> [Exercise goal] Print the listing below word for word, from its first line through the line containing "list-item-link[interactable]: Bootstrap: [181, 558, 230, 570]", and nothing after that.

** START OF Material supplied **

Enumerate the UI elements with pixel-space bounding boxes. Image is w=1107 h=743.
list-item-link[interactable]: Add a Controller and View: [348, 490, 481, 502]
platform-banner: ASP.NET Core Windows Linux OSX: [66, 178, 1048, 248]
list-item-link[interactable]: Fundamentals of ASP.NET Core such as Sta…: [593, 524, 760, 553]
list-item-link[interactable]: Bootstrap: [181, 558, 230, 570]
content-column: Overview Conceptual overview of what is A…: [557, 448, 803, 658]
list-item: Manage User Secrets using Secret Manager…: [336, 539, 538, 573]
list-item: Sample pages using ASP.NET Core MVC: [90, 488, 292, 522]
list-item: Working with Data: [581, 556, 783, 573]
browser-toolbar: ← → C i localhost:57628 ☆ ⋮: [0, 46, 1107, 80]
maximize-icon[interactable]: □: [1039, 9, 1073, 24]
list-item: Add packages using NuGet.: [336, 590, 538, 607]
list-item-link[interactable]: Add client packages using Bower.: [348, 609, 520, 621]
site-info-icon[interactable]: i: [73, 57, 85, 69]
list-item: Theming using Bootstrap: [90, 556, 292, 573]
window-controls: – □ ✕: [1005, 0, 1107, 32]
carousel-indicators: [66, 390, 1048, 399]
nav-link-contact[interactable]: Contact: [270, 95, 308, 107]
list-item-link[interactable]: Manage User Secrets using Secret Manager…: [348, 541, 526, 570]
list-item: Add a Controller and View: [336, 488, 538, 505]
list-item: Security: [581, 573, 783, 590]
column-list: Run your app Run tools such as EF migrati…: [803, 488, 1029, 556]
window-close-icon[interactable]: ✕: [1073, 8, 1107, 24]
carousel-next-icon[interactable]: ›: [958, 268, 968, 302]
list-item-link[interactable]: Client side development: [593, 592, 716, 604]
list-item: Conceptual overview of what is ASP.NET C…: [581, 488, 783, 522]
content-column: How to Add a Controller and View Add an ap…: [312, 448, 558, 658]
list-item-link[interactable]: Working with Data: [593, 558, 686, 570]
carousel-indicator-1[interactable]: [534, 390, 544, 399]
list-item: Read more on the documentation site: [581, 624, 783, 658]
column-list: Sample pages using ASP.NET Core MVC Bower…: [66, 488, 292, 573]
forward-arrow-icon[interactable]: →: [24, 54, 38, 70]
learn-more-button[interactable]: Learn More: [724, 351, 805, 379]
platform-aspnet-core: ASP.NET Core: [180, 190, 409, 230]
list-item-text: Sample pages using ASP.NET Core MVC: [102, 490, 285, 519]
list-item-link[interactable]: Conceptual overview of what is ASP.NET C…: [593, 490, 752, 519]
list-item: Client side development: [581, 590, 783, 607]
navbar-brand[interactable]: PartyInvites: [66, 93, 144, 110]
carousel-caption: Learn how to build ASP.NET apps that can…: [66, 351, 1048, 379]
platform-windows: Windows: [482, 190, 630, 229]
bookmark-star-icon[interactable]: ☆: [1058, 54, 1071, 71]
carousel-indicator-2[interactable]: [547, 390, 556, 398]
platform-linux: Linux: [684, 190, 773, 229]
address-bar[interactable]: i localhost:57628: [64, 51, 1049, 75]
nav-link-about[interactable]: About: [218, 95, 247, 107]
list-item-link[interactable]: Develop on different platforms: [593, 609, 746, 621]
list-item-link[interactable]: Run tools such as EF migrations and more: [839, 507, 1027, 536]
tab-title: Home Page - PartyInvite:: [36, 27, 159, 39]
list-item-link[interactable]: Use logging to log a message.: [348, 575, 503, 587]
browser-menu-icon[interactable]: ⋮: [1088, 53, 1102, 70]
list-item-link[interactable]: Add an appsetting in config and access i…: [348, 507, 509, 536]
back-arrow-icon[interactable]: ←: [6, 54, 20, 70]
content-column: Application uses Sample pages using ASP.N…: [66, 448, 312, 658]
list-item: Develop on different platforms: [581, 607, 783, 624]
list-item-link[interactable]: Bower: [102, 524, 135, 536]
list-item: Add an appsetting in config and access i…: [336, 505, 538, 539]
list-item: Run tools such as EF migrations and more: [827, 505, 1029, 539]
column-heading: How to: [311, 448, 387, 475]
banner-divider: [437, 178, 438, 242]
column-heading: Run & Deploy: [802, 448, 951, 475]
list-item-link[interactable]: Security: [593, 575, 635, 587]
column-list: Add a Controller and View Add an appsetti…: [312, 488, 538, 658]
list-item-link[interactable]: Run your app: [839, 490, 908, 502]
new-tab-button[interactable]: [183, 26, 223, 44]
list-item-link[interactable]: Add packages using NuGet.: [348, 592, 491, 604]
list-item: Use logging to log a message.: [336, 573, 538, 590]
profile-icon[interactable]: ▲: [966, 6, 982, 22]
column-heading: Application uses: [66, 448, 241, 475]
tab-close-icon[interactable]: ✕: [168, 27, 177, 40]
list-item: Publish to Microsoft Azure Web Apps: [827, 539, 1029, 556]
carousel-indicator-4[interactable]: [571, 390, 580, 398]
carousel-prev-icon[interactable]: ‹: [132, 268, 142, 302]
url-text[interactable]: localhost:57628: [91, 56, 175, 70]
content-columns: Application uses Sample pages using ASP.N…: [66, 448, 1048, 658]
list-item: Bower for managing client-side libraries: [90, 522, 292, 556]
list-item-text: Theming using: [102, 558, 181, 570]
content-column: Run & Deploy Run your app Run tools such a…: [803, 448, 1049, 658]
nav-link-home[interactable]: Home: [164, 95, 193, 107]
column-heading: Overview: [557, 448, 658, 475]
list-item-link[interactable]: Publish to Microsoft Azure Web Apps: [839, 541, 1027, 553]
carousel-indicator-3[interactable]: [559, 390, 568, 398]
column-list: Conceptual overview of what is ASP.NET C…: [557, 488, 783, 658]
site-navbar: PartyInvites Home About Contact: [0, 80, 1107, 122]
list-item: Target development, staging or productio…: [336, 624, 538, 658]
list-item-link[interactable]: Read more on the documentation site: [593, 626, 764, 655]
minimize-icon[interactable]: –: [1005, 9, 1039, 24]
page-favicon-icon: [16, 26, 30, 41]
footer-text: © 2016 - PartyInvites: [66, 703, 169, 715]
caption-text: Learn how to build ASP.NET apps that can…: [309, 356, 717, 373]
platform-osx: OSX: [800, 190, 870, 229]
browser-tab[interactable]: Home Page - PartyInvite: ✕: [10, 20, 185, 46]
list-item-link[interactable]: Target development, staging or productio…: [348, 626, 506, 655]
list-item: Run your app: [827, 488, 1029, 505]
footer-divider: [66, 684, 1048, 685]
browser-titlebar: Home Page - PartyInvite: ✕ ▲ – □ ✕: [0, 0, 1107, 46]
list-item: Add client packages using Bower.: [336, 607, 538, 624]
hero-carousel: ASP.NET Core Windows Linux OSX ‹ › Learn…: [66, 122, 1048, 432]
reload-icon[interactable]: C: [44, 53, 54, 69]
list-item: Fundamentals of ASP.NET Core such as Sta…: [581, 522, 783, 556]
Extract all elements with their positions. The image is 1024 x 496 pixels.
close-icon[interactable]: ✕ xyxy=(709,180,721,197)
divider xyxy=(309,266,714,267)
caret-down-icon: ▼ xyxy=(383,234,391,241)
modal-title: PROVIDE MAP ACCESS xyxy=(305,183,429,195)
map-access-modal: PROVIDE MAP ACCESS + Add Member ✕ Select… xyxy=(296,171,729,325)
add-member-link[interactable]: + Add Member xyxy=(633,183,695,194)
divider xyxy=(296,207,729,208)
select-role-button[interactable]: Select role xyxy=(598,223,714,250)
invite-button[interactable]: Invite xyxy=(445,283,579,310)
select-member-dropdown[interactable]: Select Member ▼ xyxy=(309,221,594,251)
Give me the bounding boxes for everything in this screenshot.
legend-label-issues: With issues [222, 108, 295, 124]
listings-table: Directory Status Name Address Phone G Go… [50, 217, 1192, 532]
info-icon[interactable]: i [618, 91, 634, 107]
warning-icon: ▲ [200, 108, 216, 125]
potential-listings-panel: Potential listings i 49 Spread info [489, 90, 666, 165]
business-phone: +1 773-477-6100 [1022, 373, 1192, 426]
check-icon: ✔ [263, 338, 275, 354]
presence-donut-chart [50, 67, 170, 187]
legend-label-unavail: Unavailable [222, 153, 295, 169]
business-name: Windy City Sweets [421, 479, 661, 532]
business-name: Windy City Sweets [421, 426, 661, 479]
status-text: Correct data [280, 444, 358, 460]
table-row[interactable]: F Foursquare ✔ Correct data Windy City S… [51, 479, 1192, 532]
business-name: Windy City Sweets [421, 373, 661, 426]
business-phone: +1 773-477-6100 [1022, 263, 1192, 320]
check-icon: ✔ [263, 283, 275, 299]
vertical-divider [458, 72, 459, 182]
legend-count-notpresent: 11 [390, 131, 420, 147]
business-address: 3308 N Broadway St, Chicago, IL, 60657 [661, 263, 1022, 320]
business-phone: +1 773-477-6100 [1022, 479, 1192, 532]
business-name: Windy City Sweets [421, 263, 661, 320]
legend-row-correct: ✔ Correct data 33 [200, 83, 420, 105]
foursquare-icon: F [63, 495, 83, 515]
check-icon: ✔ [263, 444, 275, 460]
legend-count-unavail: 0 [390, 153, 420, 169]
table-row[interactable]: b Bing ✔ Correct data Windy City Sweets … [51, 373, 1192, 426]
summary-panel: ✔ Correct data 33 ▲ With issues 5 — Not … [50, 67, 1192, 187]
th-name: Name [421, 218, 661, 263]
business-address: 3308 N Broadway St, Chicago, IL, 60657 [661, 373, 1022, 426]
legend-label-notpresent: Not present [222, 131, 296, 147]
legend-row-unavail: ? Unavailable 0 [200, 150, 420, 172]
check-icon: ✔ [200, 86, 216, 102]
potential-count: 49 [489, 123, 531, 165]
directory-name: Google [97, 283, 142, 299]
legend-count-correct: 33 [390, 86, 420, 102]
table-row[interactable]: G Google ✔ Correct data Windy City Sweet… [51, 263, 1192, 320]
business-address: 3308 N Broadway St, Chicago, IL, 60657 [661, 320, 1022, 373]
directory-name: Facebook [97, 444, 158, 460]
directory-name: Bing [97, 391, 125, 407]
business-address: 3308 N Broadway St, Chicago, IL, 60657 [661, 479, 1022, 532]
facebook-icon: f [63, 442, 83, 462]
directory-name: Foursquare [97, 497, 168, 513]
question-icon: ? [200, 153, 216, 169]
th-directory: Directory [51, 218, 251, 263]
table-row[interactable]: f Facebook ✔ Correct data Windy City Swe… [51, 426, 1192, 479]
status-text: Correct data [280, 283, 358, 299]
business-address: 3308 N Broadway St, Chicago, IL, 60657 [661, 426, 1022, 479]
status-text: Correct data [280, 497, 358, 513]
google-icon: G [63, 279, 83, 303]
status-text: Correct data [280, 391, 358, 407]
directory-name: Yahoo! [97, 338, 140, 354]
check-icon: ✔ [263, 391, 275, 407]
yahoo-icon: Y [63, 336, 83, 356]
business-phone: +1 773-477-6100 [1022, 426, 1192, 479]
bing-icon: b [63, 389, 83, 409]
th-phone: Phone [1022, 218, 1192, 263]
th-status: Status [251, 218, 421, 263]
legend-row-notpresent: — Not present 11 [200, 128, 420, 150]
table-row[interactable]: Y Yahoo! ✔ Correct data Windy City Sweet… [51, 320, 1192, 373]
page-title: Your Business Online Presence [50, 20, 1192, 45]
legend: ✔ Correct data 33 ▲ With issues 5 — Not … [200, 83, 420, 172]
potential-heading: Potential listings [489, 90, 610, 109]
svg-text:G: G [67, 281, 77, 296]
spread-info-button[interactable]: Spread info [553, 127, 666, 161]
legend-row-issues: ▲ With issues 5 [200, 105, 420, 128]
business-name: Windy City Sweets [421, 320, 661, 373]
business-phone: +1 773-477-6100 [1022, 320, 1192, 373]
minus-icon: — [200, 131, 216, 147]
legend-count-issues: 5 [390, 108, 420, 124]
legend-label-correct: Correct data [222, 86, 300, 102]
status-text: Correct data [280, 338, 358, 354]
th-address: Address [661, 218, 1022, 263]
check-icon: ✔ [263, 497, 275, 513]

** END OF Material supplied **

> [Answer]
Enumerate the UI elements with pixel-space bounding boxes. Image is w=1107 h=743.
list-item-link[interactable]: Add a Controller and View: [348, 490, 481, 502]
platform-banner: ASP.NET Core Windows Linux OSX: [66, 178, 1048, 248]
list-item-link[interactable]: Fundamentals of ASP.NET Core such as Sta…: [593, 524, 760, 553]
list-item-link[interactable]: Bootstrap: [181, 558, 230, 570]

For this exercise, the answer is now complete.